#### [Material supplied]
============================================================
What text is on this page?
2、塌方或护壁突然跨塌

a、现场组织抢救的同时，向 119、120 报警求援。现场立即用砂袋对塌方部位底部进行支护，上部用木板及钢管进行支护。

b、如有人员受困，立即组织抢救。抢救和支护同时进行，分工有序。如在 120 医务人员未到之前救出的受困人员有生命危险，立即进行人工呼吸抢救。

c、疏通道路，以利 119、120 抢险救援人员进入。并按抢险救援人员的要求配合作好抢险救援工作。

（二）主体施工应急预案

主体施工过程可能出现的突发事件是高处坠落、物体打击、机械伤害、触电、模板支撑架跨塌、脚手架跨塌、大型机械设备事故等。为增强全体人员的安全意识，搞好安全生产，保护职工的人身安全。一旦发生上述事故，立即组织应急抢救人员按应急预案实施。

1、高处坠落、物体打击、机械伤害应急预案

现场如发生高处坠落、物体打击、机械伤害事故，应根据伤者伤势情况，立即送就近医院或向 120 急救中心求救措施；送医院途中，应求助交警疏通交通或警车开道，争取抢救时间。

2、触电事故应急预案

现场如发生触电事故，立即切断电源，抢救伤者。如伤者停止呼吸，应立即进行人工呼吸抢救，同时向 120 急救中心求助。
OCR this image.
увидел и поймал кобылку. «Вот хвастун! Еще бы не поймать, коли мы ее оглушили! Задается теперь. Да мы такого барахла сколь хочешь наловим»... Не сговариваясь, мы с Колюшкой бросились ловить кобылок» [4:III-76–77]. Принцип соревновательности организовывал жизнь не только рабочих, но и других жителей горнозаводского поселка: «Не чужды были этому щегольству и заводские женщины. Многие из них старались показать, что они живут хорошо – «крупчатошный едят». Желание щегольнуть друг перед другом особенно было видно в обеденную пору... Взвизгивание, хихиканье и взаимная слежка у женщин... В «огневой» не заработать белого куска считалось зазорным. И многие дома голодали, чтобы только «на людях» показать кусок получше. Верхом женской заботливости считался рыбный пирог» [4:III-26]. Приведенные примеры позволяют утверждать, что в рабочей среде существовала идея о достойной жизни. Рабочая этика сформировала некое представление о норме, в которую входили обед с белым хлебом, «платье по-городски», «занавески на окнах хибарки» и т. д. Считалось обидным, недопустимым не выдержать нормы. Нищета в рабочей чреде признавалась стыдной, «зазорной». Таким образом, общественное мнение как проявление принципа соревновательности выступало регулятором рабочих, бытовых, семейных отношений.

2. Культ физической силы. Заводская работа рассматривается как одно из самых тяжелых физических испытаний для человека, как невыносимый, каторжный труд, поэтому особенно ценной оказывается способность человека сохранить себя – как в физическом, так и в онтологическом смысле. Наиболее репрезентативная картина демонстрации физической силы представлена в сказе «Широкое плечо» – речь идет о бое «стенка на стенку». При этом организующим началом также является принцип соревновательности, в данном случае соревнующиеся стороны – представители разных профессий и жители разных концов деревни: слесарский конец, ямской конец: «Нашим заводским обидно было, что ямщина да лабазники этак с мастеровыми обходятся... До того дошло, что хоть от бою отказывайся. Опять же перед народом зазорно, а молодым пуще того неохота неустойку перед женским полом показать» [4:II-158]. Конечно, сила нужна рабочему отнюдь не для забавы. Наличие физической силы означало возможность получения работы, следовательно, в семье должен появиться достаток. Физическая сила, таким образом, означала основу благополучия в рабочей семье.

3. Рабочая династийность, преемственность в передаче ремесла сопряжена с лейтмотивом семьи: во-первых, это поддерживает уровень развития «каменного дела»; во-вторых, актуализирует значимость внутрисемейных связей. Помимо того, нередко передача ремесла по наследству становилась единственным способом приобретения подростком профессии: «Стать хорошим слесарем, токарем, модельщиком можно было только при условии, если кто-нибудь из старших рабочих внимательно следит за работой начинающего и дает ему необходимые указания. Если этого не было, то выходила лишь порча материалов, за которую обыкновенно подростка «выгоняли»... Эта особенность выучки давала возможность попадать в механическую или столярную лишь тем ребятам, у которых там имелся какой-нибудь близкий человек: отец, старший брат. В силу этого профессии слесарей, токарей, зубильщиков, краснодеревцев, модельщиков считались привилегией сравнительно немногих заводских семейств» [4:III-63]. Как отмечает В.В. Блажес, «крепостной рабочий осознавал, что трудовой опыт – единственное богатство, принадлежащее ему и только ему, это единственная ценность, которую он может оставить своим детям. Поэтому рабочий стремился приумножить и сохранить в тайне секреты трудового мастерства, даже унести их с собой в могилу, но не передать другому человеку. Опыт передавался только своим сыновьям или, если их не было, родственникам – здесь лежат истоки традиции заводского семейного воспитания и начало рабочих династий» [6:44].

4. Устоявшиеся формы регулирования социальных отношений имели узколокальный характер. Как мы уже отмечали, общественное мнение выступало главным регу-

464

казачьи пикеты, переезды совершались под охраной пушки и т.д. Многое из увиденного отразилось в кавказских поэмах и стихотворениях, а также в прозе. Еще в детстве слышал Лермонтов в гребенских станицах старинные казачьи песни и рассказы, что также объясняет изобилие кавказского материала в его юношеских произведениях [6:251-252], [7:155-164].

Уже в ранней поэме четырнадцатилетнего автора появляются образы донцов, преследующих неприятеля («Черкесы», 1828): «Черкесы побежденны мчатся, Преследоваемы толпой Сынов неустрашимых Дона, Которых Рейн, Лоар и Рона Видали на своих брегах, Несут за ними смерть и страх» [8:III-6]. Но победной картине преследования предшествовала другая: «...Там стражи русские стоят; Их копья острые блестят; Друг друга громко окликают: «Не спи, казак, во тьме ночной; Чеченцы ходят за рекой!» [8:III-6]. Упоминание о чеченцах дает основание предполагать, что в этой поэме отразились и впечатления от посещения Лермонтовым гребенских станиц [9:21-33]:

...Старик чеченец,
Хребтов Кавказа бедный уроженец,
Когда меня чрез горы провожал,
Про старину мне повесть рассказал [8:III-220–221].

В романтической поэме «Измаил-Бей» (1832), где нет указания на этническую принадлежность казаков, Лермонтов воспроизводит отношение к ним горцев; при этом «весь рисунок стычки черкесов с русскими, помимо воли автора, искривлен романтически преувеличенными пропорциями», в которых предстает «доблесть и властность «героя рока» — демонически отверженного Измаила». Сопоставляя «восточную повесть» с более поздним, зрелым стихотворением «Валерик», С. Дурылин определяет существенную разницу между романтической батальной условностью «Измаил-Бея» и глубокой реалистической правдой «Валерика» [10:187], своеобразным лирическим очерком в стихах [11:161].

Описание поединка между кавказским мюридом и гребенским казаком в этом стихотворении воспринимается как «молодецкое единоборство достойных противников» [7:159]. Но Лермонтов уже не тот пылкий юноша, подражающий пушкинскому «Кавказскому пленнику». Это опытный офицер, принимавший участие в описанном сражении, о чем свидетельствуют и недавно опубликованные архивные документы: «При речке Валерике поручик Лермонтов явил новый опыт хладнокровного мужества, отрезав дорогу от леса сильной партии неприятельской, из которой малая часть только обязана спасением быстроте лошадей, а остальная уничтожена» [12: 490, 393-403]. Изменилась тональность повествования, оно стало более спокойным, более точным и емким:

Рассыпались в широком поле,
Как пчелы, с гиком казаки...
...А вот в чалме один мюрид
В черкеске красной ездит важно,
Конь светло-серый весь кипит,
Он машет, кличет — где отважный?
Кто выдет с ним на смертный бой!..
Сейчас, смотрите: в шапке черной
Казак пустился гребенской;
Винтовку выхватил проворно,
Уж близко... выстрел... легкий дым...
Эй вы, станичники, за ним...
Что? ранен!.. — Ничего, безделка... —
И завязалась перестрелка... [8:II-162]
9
============================================================
#### [Work to do]
Look over the listing above. Pick out and copy every line that includes "物体打击".

#### [Written reply]
主体施工过程可能出现的突发事件是高处坠落、物体打击、机械伤害、触电、模板支撑架跨塌、脚手架跨塌、大型机械设备事故等。为增强全体人员的安全意识，搞好安全生产，保护职工的人身安全。一旦发生上述事故，立即组织应急抢救人员按应急预案实施。
1、高处坠落、物体打击、机械伤害应急预案
现场如发生高处坠落、物体打击、机械伤害事故，应根据伤者伤势情况，立即送就近医院或向 120 急救中心求救措施；送医院途中，应求助交警疏通交通或警车开道，争取抢救时间。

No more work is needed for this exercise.